**GIVEN INSTRUCTION**.
Repeat the full listing below verbatim and keep the images out.

**DATA SECTION**.
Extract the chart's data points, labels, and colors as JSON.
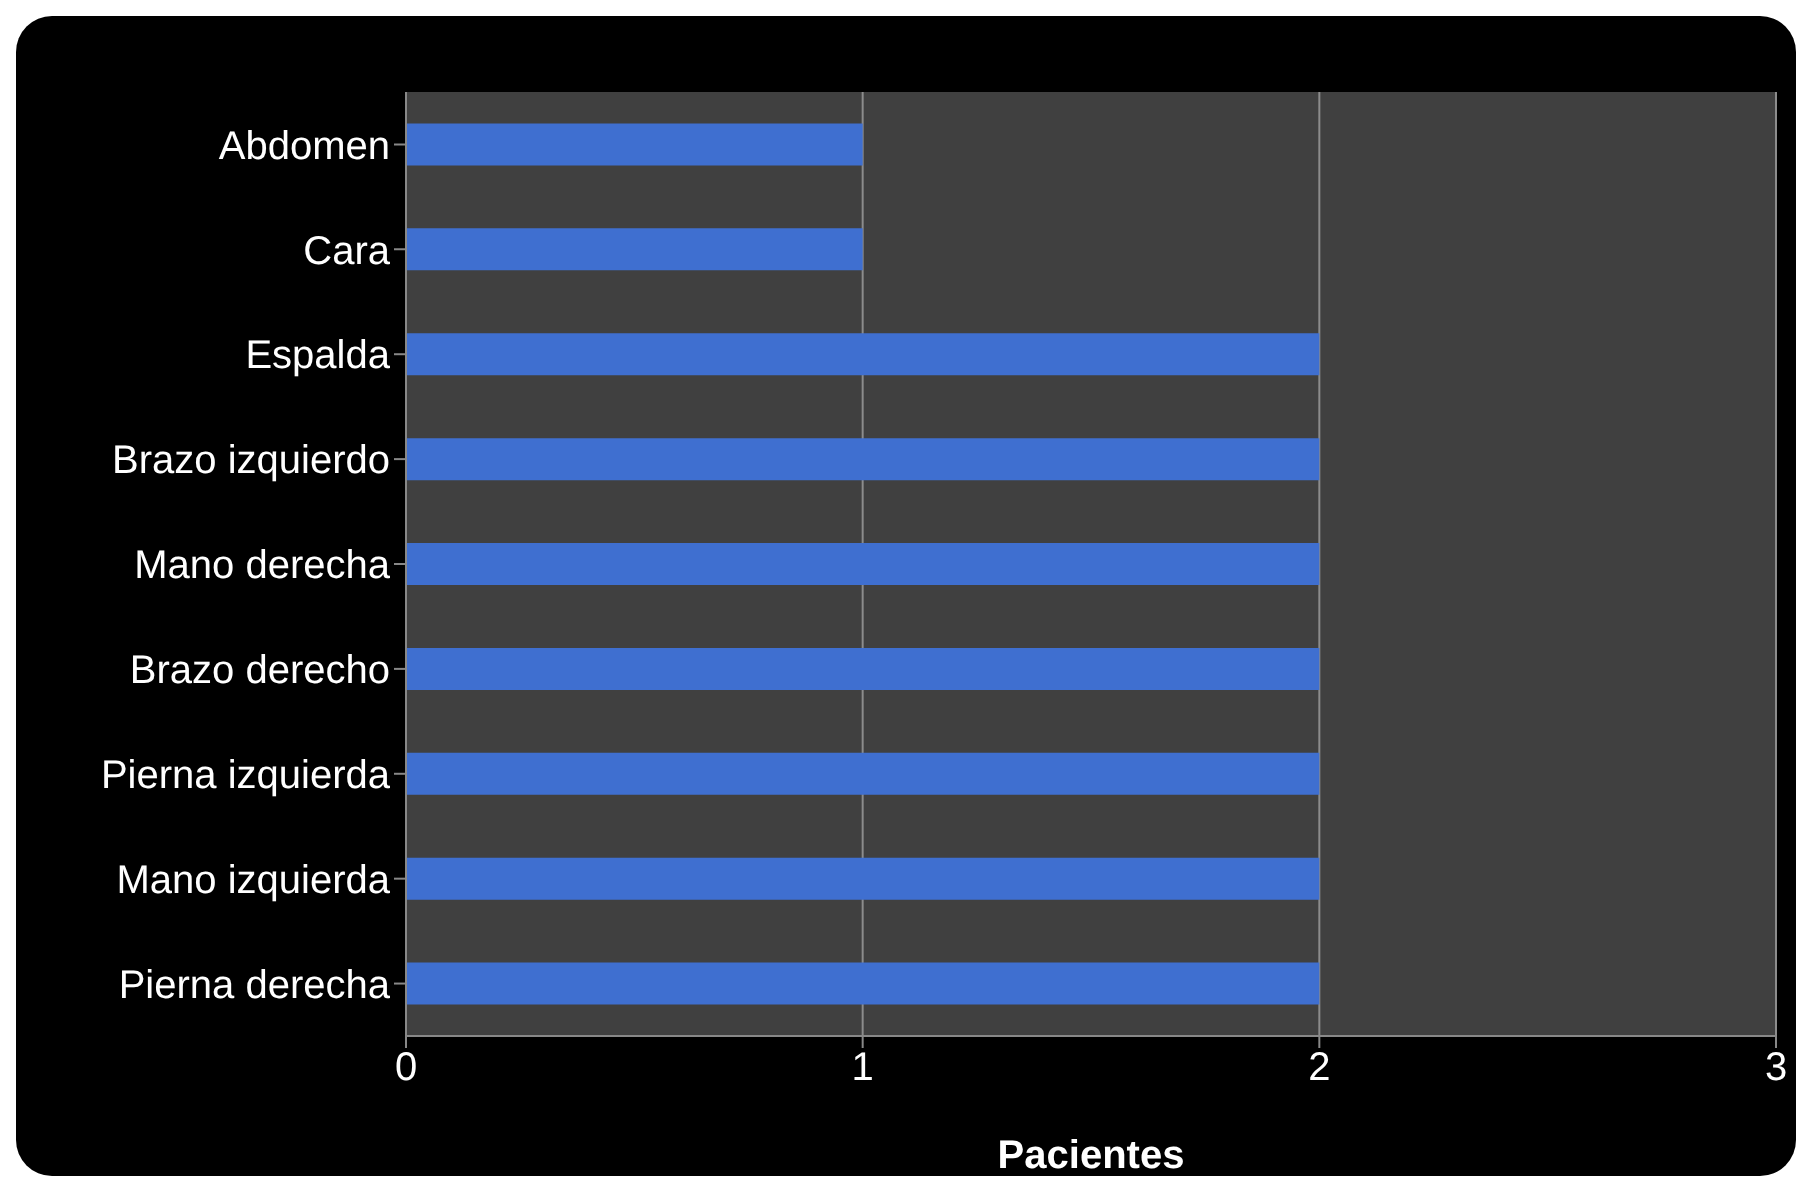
{
  "chart_data": {
    "type": "bar",
    "orientation": "horizontal",
    "xlabel": "Pacientes",
    "categories": [
      "Abdomen",
      "Cara",
      "Espalda",
      "Brazo izquierdo",
      "Mano derecha",
      "Brazo derecho",
      "Pierna izquierda",
      "Mano izquierda",
      "Pierna derecha"
    ],
    "values": [
      1,
      1,
      2,
      2,
      2,
      2,
      2,
      2,
      2
    ],
    "color": "#3f6fd0",
    "xlim": [
      0,
      3
    ],
    "xticks": [
      0,
      1,
      2,
      3
    ],
    "grid": "x"
  }
}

**EXERCISE RESPONSE**.
Extract the chart's data points, labels, and colors as JSON.
{
  "chart_data": {
    "type": "bar",
    "orientation": "horizontal",
    "xlabel": "Pacientes",
    "categories": [
      "Abdomen",
      "Cara",
      "Espalda",
      "Brazo izquierdo",
      "Mano derecha",
      "Brazo derecho",
      "Pierna izquierda",
      "Mano izquierda",
      "Pierna derecha"
    ],
    "values": [
      1,
      1,
      2,
      2,
      2,
      2,
      2,
      2,
      2
    ],
    "color": "#3f6fd0",
    "xlim": [
      0,
      3
    ],
    "xticks": [
      0,
      1,
      2,
      3
    ],
    "grid": "x"
  }
}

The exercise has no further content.